= What this task involves =
Identify and pull out each line of the entries in which "Maximize" occurs.

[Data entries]
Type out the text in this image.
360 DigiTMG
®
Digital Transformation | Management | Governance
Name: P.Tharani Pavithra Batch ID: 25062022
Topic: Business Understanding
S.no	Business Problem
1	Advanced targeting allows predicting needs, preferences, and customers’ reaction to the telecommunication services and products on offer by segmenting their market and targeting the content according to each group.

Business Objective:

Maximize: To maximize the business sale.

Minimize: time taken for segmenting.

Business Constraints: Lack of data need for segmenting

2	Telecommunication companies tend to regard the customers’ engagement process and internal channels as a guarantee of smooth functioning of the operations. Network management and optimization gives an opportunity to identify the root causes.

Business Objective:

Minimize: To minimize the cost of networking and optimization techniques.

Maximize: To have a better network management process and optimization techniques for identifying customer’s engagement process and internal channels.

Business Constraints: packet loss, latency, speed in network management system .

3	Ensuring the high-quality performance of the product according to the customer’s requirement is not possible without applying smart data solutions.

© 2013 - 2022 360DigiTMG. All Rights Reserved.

---

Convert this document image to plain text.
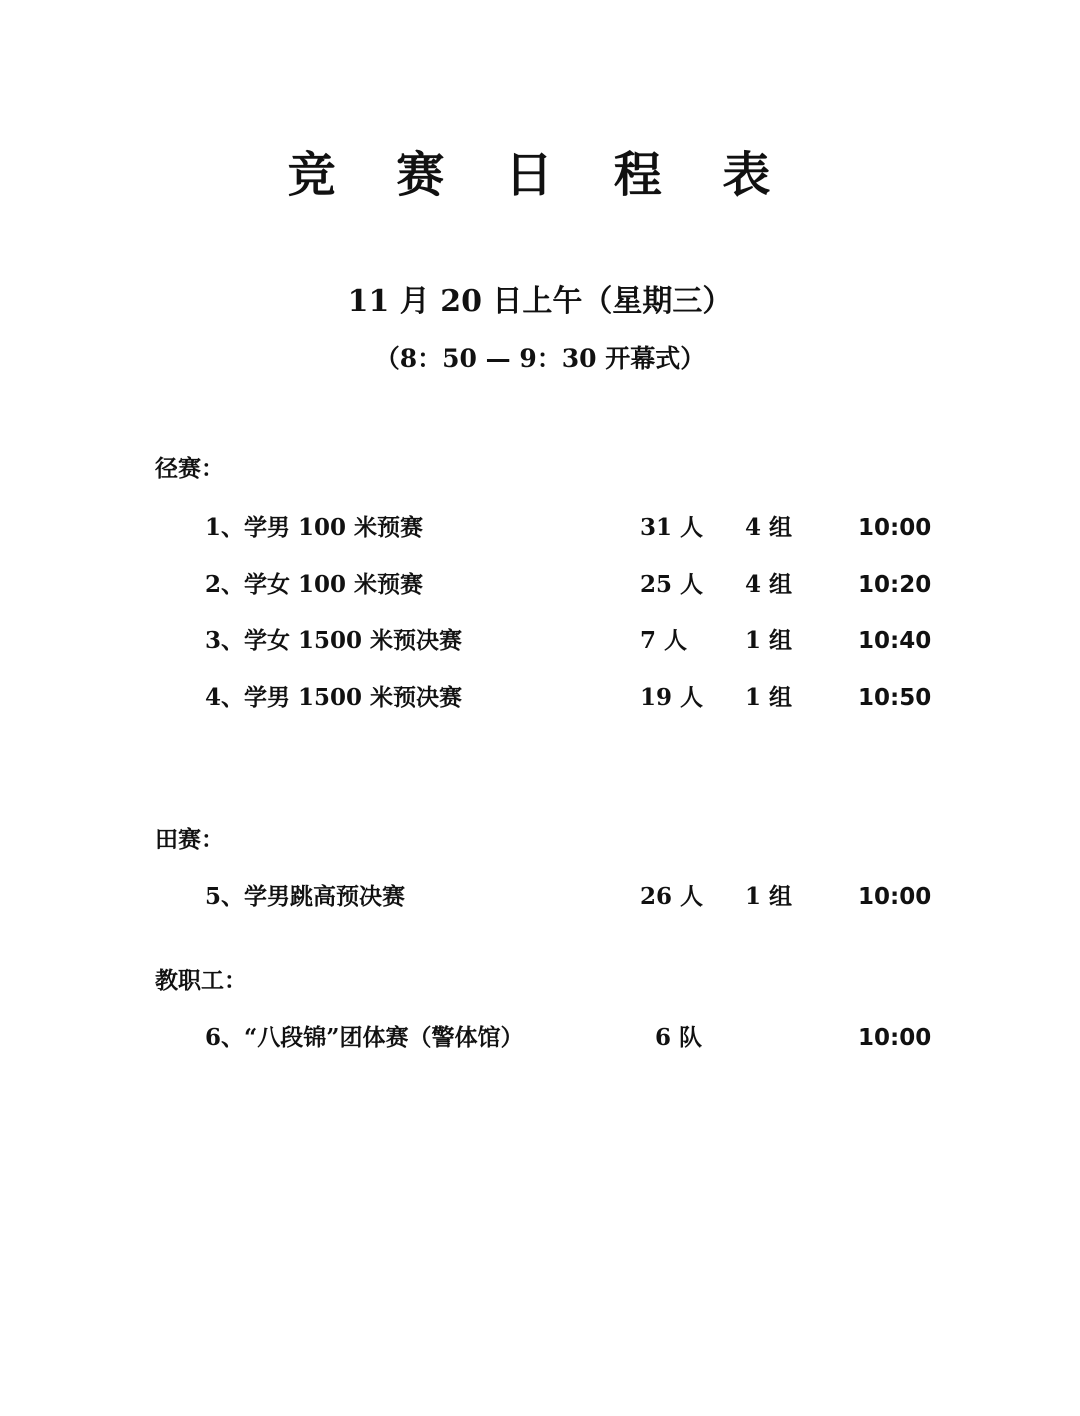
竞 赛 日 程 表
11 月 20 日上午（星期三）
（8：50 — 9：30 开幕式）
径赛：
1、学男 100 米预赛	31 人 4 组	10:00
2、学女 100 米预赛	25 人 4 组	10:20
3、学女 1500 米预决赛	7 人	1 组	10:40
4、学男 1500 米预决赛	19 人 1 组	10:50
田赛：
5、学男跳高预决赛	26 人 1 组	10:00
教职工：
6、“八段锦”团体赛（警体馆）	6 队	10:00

= Finished answer =
Maximize: To maximize the business sale.
Maximize: To have a better network management process and optimization techniques for identifying customer’s engagement process and internal channels.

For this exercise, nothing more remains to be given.